● **Problem to solve**: Under this task are some entries; return every one of them exactly.

:: Exercise material ::

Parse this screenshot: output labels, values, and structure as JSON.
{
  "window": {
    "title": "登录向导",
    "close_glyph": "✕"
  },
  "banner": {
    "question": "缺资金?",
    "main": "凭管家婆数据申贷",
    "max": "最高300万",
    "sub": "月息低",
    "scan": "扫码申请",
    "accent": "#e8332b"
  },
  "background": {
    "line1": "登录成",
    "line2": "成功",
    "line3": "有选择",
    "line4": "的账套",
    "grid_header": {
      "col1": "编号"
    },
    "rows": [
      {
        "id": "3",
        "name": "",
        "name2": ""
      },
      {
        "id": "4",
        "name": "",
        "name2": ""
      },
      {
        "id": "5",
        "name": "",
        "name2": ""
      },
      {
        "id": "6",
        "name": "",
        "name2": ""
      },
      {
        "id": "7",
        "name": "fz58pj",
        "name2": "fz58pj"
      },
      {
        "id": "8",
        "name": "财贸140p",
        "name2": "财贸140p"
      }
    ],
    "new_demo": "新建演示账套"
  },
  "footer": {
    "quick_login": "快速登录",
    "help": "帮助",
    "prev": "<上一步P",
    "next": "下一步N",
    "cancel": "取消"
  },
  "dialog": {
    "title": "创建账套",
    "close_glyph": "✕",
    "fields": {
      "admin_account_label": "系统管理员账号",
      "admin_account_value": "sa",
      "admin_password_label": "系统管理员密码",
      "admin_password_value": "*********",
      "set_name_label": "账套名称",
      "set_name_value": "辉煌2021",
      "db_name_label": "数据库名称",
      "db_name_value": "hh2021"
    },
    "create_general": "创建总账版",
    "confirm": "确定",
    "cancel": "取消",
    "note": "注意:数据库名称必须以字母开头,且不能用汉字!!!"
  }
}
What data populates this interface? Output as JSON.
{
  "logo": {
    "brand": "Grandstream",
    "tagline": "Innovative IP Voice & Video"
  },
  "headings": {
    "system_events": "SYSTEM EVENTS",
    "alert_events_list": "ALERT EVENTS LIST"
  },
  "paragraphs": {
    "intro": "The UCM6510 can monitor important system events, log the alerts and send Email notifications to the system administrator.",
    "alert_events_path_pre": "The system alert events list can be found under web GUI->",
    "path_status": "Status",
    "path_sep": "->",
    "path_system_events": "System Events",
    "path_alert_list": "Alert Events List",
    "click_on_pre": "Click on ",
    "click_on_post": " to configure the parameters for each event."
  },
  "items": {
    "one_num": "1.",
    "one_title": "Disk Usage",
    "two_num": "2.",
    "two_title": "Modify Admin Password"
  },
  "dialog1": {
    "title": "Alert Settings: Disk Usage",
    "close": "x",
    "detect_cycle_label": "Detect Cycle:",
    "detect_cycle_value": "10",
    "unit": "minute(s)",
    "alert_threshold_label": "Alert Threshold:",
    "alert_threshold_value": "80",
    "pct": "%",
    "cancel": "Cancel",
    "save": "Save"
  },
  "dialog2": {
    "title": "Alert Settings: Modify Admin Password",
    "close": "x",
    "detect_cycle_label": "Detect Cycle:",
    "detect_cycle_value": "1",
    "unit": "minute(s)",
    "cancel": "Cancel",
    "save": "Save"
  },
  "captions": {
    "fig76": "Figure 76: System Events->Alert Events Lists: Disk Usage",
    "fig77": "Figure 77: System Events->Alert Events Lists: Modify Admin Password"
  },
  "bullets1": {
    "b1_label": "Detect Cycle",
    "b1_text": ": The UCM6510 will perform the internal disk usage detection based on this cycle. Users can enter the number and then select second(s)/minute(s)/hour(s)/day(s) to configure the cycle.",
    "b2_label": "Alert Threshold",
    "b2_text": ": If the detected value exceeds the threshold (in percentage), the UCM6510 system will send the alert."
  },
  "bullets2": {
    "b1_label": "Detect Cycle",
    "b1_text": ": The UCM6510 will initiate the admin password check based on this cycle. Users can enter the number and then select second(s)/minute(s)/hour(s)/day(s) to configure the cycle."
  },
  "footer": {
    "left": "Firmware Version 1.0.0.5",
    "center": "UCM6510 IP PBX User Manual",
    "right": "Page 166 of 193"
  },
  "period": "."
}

:::

● **Exercise solution**:
Parse this screenshot: output labels, values, and structure as JSON.
{
  "window": {
    "title": "登录向导",
    "close_glyph": "✕"
  },
  "banner": {
    "question": "缺资金?",
    "main": "凭管家婆数据申贷",
    "max": "最高300万",
    "sub": "月息低",
    "scan": "扫码申请",
    "accent": "#e8332b"
  },
  "background": {
    "line1": "登录成",
    "line2": "成功",
    "line3": "有选择",
    "line4": "的账套",
    "grid_header": {
      "col1": "编号"
    },
    "rows": [
      {
        "id": "3",
        "name": "",
        "name2": ""
      },
      {
        "id": "4",
        "name": "",
        "name2": ""
      },
      {
        "id": "5",
        "name": "",
        "name2": ""
      },
      {
        "id": "6",
        "name": "",
        "name2": ""
      },
      {
        "id": "7",
        "name": "fz58pj",
        "name2": "fz58pj"
      },
      {
        "id": "8",
        "name": "财贸140p",
        "name2": "财贸140p"
      }
    ],
    "new_demo": "新建演示账套"
  },
  "footer": {
    "quick_login": "快速登录",
    "help": "帮助",
    "prev": "<上一步P",
    "next": "下一步N",
    "cancel": "取消"
  },
  "dialog": {
    "title": "创建账套",
    "close_glyph": "✕",
    "fields": {
      "admin_account_label": "系统管理员账号",
      "admin_account_value": "sa",
      "admin_password_label": "系统管理员密码",
      "admin_password_value": "*********",
      "set_name_label": "账套名称",
      "set_name_value": "辉煌2021",
      "db_name_label": "数据库名称",
      "db_name_value": "hh2021"
    },
    "create_general": "创建总账版",
    "confirm": "确定",
    "cancel": "取消",
    "note": "注意:数据库名称必须以字母开头,且不能用汉字!!!"
  }
}
What data populates this interface? Output as JSON.
{
  "logo": {
    "brand": "Grandstream",
    "tagline": "Innovative IP Voice & Video"
  },
  "headings": {
    "system_events": "SYSTEM EVENTS",
    "alert_events_list": "ALERT EVENTS LIST"
  },
  "paragraphs": {
    "intro": "The UCM6510 can monitor important system events, log the alerts and send Email notifications to the system administrator.",
    "alert_events_path_pre": "The system alert events list can be found under web GUI->",
    "path_status": "Status",
    "path_sep": "->",
    "path_system_events": "System Events",
    "path_alert_list": "Alert Events List",
    "click_on_pre": "Click on ",
    "click_on_post": " to configure the parameters for each event."
  },
  "items": {
    "one_num": "1.",
    "one_title": "Disk Usage",
    "two_num": "2.",
    "two_title": "Modify Admin Password"
  },
  "dialog1": {
    "title": "Alert Settings: Disk Usage",
    "close": "x",
    "detect_cycle_label": "Detect Cycle:",
    "detect_cycle_value": "10",
    "unit": "minute(s)",
    "alert_threshold_label": "Alert Threshold:",
    "alert_threshold_value": "80",
    "pct": "%",
    "cancel": "Cancel",
    "save": "Save"
  },
  "dialog2": {
    "title": "Alert Settings: Modify Admin Password",
    "close": "x",
    "detect_cycle_label": "Detect Cycle:",
    "detect_cycle_value": "1",
    "unit": "minute(s)",
    "cancel": "Cancel",
    "save": "Save"
  },
  "captions": {
    "fig76": "Figure 76: System Events->Alert Events Lists: Disk Usage",
    "fig77": "Figure 77: System Events->Alert Events Lists: Modify Admin Password"
  },
  "bullets1": {
    "b1_label": "Detect Cycle",
    "b1_text": ": The UCM6510 will perform the internal disk usage detection based on this cycle. Users can enter the number and then select second(s)/minute(s)/hour(s)/day(s) to configure the cycle.",
    "b2_label": "Alert Threshold",
    "b2_text": ": If the detected value exceeds the threshold (in percentage), the UCM6510 system will send the alert."
  },
  "bullets2": {
    "b1_label": "Detect Cycle",
    "b1_text": ": The UCM6510 will initiate the admin password check based on this cycle. Users can enter the number and then select second(s)/minute(s)/hour(s)/day(s) to configure the cycle."
  },
  "footer": {
    "left": "Firmware Version 1.0.0.5",
    "center": "UCM6510 IP PBX User Manual",
    "right": "Page 166 of 193"
  },
  "period": "."
}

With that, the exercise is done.